*** The input Section Begins ***
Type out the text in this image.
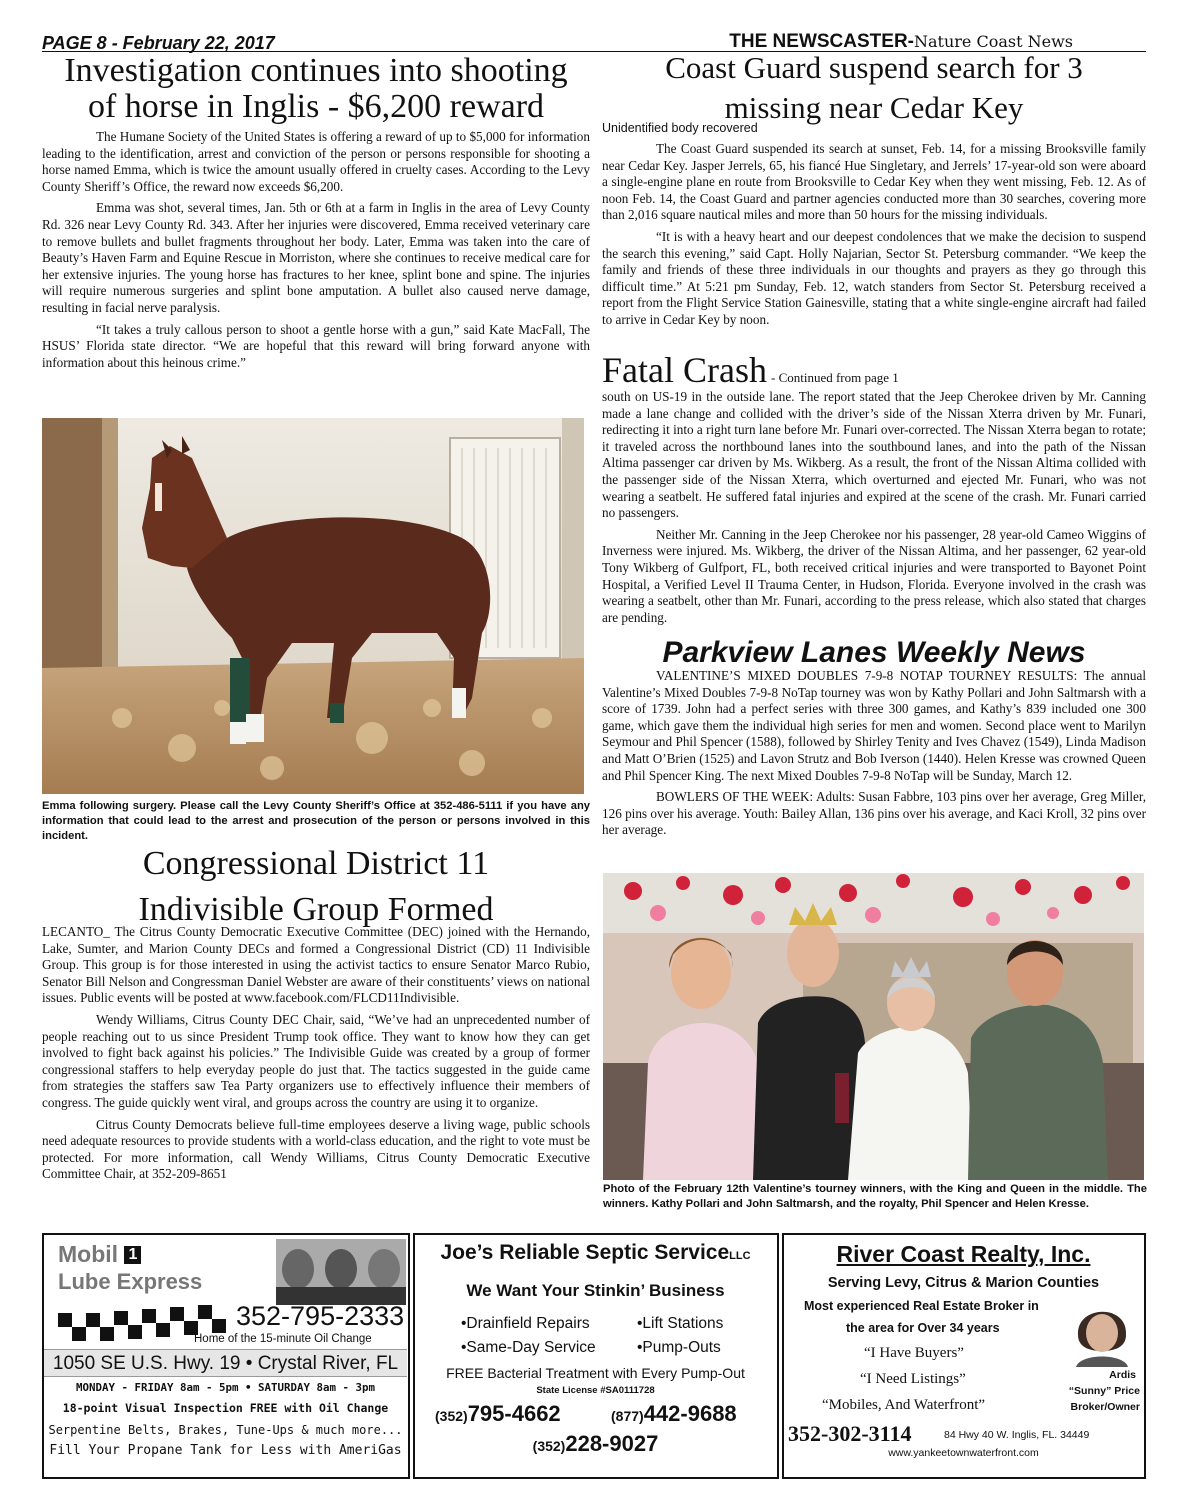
PAGE 8 - February 22, 2017	THE NEWSCASTER-Nature Coast News
Investigation continues into shooting
of horse in Inglis - $6,200 reward

The Humane Society of the United States is offering a reward of up to $5,000 for information leading to the identification, arrest and conviction of the person or persons responsible for shooting a horse named Emma, which is twice the amount usually offered in cruelty cases. According to the Levy County Sheriff’s Office, the reward now exceeds $6,200.

Emma was shot, several times, Jan. 5th or 6th at a farm in Inglis in the area of Levy County Rd. 326 near Levy County Rd. 343. After her injuries were discovered, Emma received veterinary care to remove bullets and bullet fragments throughout her body. Later, Emma was taken into the care of Beauty’s Haven Farm and Equine Rescue in Morriston, where she continues to receive medical care for her extensive injuries. The young horse has fractures to her knee, splint bone and spine. The injuries will require numerous surgeries and splint bone amputation. A bullet also caused nerve damage, resulting in facial nerve paralysis.

“It takes a truly callous person to shoot a gentle horse with a gun,” said Kate MacFall, The HSUS’ Florida state director. “We are hopeful that this reward will bring forward anyone with information about this heinous crime.”

Emma following surgery. Please call the Levy County Sheriff’s Office at 352-486-5111 if you have any information that could lead to the arrest and prosecution of the person or persons involved in this incident.
Congressional District 11
Indivisible Group Formed

LECANTO_ The Citrus County Democratic Executive Committee (DEC) joined with the Hernando, Lake, Sumter, and Marion County DECs and formed a Congressional District (CD) 11 Indivisible Group. This group is for those interested in using the activist tactics to ensure Senator Marco Rubio, Senator Bill Nelson and Congressman Daniel Webster are aware of their constituents’ views on national issues. Public events will be posted at www.facebook.com/FLCD11Indivisible.

Wendy Williams, Citrus County DEC Chair, said, “We’ve had an unprecedented number of people reaching out to us since President Trump took office. They want to know how they can get involved to fight back against his policies.” The Indivisible Guide was created by a group of former congressional staffers to help everyday people do just that. The tactics suggested in the guide came from strategies the staffers saw Tea Party organizers use to effectively influence their members of congress. The guide quickly went viral, and groups across the country are using it to organize.

Citrus County Democrats believe full-time employees deserve a living wage, public schools need adequate resources to provide students with a world-class education, and the right to vote must be protected. For more information, call Wendy Williams, Citrus County Democratic Executive Committee Chair, at 352-209-8651

Coast Guard suspend search for 3
missing near Cedar Key
Unidentified body recovered

The Coast Guard suspended its search at sunset, Feb. 14, for a missing Brooksville family near Cedar Key. Jasper Jerrels, 65, his fiancé Hue Singletary, and Jerrels’ 17-year-old son were aboard a single-engine plane en route from Brooksville to Cedar Key when they went missing, Feb. 12. As of noon Feb. 14, the Coast Guard and partner agencies conducted more than 30 searches, covering more than 2,016 square nautical miles and more than 50 hours for the missing individuals.

“It is with a heavy heart and our deepest condolences that we make the decision to suspend the search this evening,” said Capt. Holly Najarian, Sector St. Petersburg commander. “We keep the family and friends of these three individuals in our thoughts and prayers as they go through this difficult time.” At 5:21 pm Sunday, Feb. 12, watch standers from Sector St. Petersburg received a report from the Flight Service Station Gainesville, stating that a white single-engine aircraft had failed to arrive in Cedar Key by noon.

Fatal Crash - Continued from page 1

south on US-19 in the outside lane. The report stated that the Jeep Cherokee driven by Mr. Canning made a lane change and collided with the driver’s side of the Nissan Xterra driven by Mr. Funari, redirecting it into a right turn lane before Mr. Funari over-corrected. The Nissan Xterra began to rotate; it traveled across the northbound lanes into the southbound lanes, and into the path of the Nissan Altima passenger car driven by Ms. Wikberg. As a result, the front of the Nissan Altima collided with the passenger side of the Nissan Xterra, which overturned and ejected Mr. Funari, who was not wearing a seatbelt. He suffered fatal injuries and expired at the scene of the crash. Mr. Funari carried no passengers.

Neither Mr. Canning in the Jeep Cherokee nor his passenger, 28 year-old Cameo Wiggins of Inverness were injured. Ms. Wikberg, the driver of the Nissan Altima, and her passenger, 62 year-old Tony Wikberg of Gulfport, FL, both received critical injuries and were transported to Bayonet Point Hospital, a Verified Level II Trauma Center, in Hudson, Florida. Everyone involved in the crash was wearing a seatbelt, other than Mr. Funari, according to the press release, which also stated that charges are pending.

Parkview Lanes Weekly News

VALENTINE’S MIXED DOUBLES 7-9-8 NOTAP TOURNEY RESULTS: The annual Valentine’s Mixed Doubles 7-9-8 NoTap tourney was won by Kathy Pollari and John Saltmarsh with a score of 1739. John had a perfect series with three 300 games, and Kathy’s 839 included one 300 game, which gave them the individual high series for men and women. Second place went to Marilyn Seymour and Phil Spencer (1588), followed by Shirley Tenity and Ives Chavez (1549), Linda Madison and Matt O’Brien (1525) and Lavon Strutz and Bob Iverson (1440). Helen Kresse was crowned Queen and Phil Spencer King. The next Mixed Doubles 7-9-8 NoTap will be Sunday, March 12.

BOWLERS OF THE WEEK: Adults: Susan Fabbre, 103 pins over her average, Greg Miller, 126 pins over his average. Youth: Bailey Allan, 136 pins over his average, and Kaci Kroll, 32 pins over her average.

Photo of the February 12th Valentine’s tourney winners, with the King and Queen in the middle. The winners. Kathy Pollari and John Saltmarsh, and the royalty, Phil Spencer and Helen Kresse.
Mobil 1
Lube Express
352-795-2333
Home of the 15-minute Oil Change
1050 SE U.S. Hwy. 19 • Crystal River, FL
MONDAY - FRIDAY 8am - 5pm • SATURDAY 8am - 3pm
18-point Visual Inspection FREE with Oil Change
Serpentine Belts, Brakes, Tune-Ups & much more...
Fill Your Propane Tank for Less with AmeriGas
Joe’s Reliable Septic ServiceLLC
We Want Your Stinkin’ Business
•Drainfield Repairs	•Lift Stations
•Same-Day Service	•Pump-Outs
FREE Bacterial Treatment with Every Pump-Out
State License #SA0111728
(352)795-4662	(877)442-9688
(352)228-9027
River Coast Realty, Inc.
Serving Levy, Citrus & Marion Counties
Most experienced Real Estate Broker in
the area for Over 34 years
“I Have Buyers”
“I Need Listings”
“Mobiles, And Waterfront”
Ardis
“Sunny” Price
Broker/Owner
352-302-3114	84 Hwy 40 W. Inglis, FL. 34449
www.yankeetownwaterfront.com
*** The input Section Ends ***
### The problem
Wherever the word "Inglis" appears in a line of the records, count that line. Say how many there are, with no other words.

### Written solution
3